TO DO:
Print exactly the lines from the line with "Transcribe this image's" to the last line of the data, please, both included.

begin SUPPLIED INFORMATION

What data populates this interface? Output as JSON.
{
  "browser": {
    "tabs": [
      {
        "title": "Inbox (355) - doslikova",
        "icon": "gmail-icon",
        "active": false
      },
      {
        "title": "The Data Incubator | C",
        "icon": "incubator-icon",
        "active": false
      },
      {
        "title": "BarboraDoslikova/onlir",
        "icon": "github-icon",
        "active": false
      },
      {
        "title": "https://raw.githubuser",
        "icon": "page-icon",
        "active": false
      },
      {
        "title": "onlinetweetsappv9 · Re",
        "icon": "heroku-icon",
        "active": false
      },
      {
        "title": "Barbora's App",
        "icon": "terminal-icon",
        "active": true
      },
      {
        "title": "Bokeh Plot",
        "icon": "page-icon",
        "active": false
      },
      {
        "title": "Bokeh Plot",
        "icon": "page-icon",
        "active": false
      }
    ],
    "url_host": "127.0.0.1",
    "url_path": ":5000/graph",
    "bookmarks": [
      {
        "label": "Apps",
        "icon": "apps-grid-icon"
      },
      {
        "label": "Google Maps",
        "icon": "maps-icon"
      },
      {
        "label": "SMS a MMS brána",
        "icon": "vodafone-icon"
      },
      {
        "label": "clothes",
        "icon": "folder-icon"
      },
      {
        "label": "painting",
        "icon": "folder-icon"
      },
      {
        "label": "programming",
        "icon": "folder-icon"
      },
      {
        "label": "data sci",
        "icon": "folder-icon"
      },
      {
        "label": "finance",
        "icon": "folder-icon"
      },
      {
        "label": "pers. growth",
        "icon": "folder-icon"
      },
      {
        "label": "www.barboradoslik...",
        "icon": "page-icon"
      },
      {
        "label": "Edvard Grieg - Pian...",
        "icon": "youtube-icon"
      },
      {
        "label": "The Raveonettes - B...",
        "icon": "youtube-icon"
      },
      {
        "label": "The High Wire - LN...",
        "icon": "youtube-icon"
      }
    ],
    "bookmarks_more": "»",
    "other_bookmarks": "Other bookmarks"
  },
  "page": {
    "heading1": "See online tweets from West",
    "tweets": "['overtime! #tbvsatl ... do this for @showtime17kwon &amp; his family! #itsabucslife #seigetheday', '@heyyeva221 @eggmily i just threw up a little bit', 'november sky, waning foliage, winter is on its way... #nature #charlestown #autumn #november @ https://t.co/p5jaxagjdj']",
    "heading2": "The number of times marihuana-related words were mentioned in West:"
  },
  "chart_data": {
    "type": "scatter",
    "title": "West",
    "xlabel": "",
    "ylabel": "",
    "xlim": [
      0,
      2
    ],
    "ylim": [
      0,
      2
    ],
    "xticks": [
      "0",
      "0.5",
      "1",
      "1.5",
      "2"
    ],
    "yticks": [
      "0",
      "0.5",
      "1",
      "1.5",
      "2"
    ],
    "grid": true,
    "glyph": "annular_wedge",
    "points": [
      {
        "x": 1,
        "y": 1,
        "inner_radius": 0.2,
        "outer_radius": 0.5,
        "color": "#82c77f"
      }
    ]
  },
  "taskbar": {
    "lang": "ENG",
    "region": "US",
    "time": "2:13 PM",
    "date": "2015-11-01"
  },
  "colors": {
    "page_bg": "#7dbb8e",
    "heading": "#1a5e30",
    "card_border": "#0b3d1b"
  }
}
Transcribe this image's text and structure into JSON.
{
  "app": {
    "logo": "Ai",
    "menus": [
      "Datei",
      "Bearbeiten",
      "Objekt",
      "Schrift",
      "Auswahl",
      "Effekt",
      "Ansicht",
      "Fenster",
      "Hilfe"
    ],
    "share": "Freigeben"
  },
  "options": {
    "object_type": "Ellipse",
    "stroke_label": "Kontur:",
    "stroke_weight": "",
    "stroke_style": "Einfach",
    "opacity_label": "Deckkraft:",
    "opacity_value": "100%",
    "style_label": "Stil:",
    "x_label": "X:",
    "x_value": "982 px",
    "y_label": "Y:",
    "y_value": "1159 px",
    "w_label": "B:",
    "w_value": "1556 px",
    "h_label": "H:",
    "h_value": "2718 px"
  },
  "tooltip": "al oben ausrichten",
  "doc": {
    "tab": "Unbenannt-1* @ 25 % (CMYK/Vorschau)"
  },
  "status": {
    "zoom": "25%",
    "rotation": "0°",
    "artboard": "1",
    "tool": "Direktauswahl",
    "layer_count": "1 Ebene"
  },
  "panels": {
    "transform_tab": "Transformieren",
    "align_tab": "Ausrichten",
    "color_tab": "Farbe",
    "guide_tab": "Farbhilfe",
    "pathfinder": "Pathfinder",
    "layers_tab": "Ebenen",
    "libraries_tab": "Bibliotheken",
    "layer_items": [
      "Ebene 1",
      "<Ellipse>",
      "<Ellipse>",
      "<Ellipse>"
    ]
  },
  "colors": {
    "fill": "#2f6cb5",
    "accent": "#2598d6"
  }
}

end SUPPLIED INFORMATION

SOLUTION TO THIS TASK:
Transcribe this image's text and structure into JSON.
{
  "app": {
    "logo": "Ai",
    "menus": [
      "Datei",
      "Bearbeiten",
      "Objekt",
      "Schrift",
      "Auswahl",
      "Effekt",
      "Ansicht",
      "Fenster",
      "Hilfe"
    ],
    "share": "Freigeben"
  },
  "options": {
    "object_type": "Ellipse",
    "stroke_label": "Kontur:",
    "stroke_weight": "",
    "stroke_style": "Einfach",
    "opacity_label": "Deckkraft:",
    "opacity_value": "100%",
    "style_label": "Stil:",
    "x_label": "X:",
    "x_value": "982 px",
    "y_label": "Y:",
    "y_value": "1159 px",
    "w_label": "B:",
    "w_value": "1556 px",
    "h_label": "H:",
    "h_value": "2718 px"
  },
  "tooltip": "al oben ausrichten",
  "doc": {
    "tab": "Unbenannt-1* @ 25 % (CMYK/Vorschau)"
  },
  "status": {
    "zoom": "25%",
    "rotation": "0°",
    "artboard": "1",
    "tool": "Direktauswahl",
    "layer_count": "1 Ebene"
  },
  "panels": {
    "transform_tab": "Transformieren",
    "align_tab": "Ausrichten",
    "color_tab": "Farbe",
    "guide_tab": "Farbhilfe",
    "pathfinder": "Pathfinder",
    "layers_tab": "Ebenen",
    "libraries_tab": "Bibliotheken",
    "layer_items": [
      "Ebene 1",
      "<Ellipse>",
      "<Ellipse>",
      "<Ellipse>"
    ]
  },
  "colors": {
    "fill": "#2f6cb5",
    "accent": "#2598d6"
  }
}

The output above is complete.